What you should do:
Word for word, print each line of the listing below; pictures stay out.

--- Start ---

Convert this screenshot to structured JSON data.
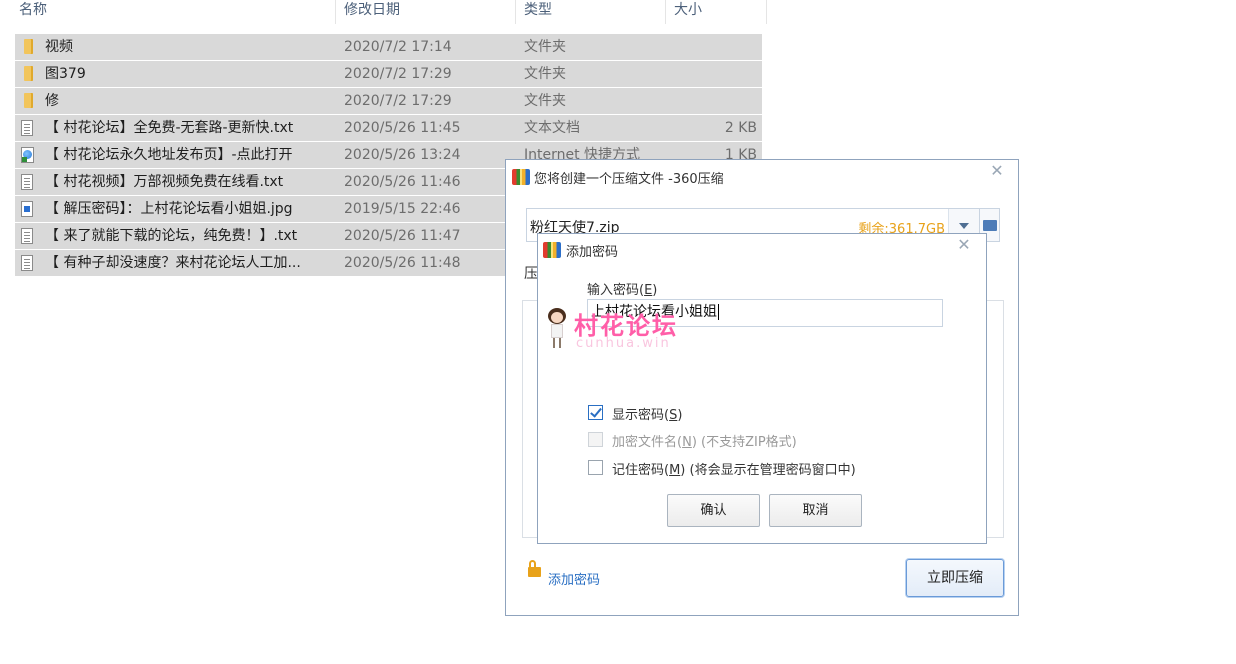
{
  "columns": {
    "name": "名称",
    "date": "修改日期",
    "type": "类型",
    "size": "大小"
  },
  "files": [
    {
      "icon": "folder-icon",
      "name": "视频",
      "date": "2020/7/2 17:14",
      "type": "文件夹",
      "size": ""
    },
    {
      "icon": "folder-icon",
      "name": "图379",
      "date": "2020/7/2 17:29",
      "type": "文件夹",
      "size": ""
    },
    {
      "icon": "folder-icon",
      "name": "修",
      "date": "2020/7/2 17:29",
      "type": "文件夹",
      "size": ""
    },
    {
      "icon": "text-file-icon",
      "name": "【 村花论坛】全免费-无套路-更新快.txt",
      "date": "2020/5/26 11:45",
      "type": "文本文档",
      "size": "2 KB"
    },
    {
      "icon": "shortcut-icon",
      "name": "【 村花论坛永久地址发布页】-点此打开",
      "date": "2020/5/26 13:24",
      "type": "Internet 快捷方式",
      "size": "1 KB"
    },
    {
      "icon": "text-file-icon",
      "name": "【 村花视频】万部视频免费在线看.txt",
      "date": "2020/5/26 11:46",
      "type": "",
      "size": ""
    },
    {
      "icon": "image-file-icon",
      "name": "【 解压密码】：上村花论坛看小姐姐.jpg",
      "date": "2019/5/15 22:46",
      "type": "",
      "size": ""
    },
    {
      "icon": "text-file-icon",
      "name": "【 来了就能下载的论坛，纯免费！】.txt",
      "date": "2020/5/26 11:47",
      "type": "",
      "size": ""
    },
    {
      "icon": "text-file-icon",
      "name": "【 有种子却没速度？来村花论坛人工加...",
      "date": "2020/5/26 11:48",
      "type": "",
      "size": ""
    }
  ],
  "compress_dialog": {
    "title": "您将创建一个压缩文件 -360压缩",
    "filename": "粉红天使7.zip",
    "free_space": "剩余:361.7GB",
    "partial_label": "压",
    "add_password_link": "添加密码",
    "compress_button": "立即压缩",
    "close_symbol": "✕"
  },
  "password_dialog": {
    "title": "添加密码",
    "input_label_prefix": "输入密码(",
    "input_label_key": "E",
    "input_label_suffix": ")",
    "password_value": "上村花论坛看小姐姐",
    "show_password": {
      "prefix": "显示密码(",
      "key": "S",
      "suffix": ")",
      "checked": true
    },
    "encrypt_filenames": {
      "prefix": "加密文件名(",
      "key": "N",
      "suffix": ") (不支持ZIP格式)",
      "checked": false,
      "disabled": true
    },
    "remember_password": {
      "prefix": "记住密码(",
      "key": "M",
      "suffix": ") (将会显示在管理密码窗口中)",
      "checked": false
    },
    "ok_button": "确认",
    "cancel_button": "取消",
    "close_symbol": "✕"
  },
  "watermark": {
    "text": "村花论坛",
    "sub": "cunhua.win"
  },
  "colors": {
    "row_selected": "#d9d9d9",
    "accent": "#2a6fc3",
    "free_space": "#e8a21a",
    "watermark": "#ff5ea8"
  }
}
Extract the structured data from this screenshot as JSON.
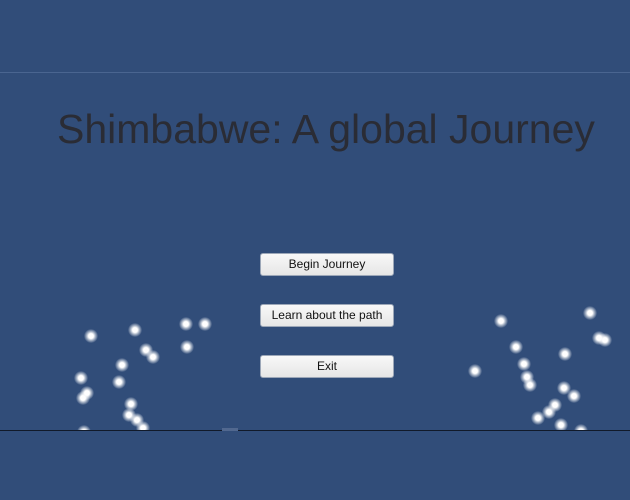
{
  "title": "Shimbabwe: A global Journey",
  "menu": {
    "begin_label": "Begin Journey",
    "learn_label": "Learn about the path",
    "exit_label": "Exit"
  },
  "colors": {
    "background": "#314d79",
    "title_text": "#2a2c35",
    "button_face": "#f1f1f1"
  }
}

--- End ---

Worked solution:
Convert this screenshot to structured JSON data.
{
  "columns": {
    "name": "名称",
    "date": "修改日期",
    "type": "类型",
    "size": "大小"
  },
  "files": [
    {
      "icon": "folder-icon",
      "name": "视频",
      "date": "2020/7/2 17:14",
      "type": "文件夹",
      "size": ""
    },
    {
      "icon": "folder-icon",
      "name": "图379",
      "date": "2020/7/2 17:29",
      "type": "文件夹",
      "size": ""
    },
    {
      "icon": "folder-icon",
      "name": "修",
      "date": "2020/7/2 17:29",
      "type": "文件夹",
      "size": ""
    },
    {
      "icon": "text-file-icon",
      "name": "【 村花论坛】全免费-无套路-更新快.txt",
      "date": "2020/5/26 11:45",
      "type": "文本文档",
      "size": "2 KB"
    },
    {
      "icon": "shortcut-icon",
      "name": "【 村花论坛永久地址发布页】-点此打开",
      "date": "2020/5/26 13:24",
      "type": "Internet 快捷方式",
      "size": "1 KB"
    },
    {
      "icon": "text-file-icon",
      "name": "【 村花视频】万部视频免费在线看.txt",
      "date": "2020/5/26 11:46",
      "type": "",
      "size": ""
    },
    {
      "icon": "image-file-icon",
      "name": "【 解压密码】：上村花论坛看小姐姐.jpg",
      "date": "2019/5/15 22:46",
      "type": "",
      "size": ""
    },
    {
      "icon": "text-file-icon",
      "name": "【 来了就能下载的论坛，纯免费！】.txt",
      "date": "2020/5/26 11:47",
      "type": "",
      "size": ""
    },
    {
      "icon": "text-file-icon",
      "name": "【 有种子却没速度？来村花论坛人工加...",
      "date": "2020/5/26 11:48",
      "type": "",
      "size": ""
    }
  ],
  "compress_dialog": {
    "title": "您将创建一个压缩文件 -360压缩",
    "filename": "粉红天使7.zip",
    "free_space": "剩余:361.7GB",
    "partial_label": "压",
    "add_password_link": "添加密码",
    "compress_button": "立即压缩",
    "close_symbol": "✕"
  },
  "password_dialog": {
    "title": "添加密码",
    "input_label_prefix": "输入密码(",
    "input_label_key": "E",
    "input_label_suffix": ")",
    "password_value": "上村花论坛看小姐姐",
    "show_password": {
      "prefix": "显示密码(",
      "key": "S",
      "suffix": ")",
      "checked": true
    },
    "encrypt_filenames": {
      "prefix": "加密文件名(",
      "key": "N",
      "suffix": ") (不支持ZIP格式)",
      "checked": false,
      "disabled": true
    },
    "remember_password": {
      "prefix": "记住密码(",
      "key": "M",
      "suffix": ") (将会显示在管理密码窗口中)",
      "checked": false
    },
    "ok_button": "确认",
    "cancel_button": "取消",
    "close_symbol": "✕"
  },
  "watermark": {
    "text": "村花论坛",
    "sub": "cunhua.win"
  },
  "colors": {
    "row_selected": "#d9d9d9",
    "accent": "#2a6fc3",
    "free_space": "#e8a21a",
    "watermark": "#ff5ea8"
  }
}
Extract the structured data from this screenshot as JSON.
{
  "title": "Shimbabwe: A global Journey",
  "menu": {
    "begin_label": "Begin Journey",
    "learn_label": "Learn about the path",
    "exit_label": "Exit"
  },
  "colors": {
    "background": "#314d79",
    "title_text": "#2a2c35",
    "button_face": "#f1f1f1"
  }
}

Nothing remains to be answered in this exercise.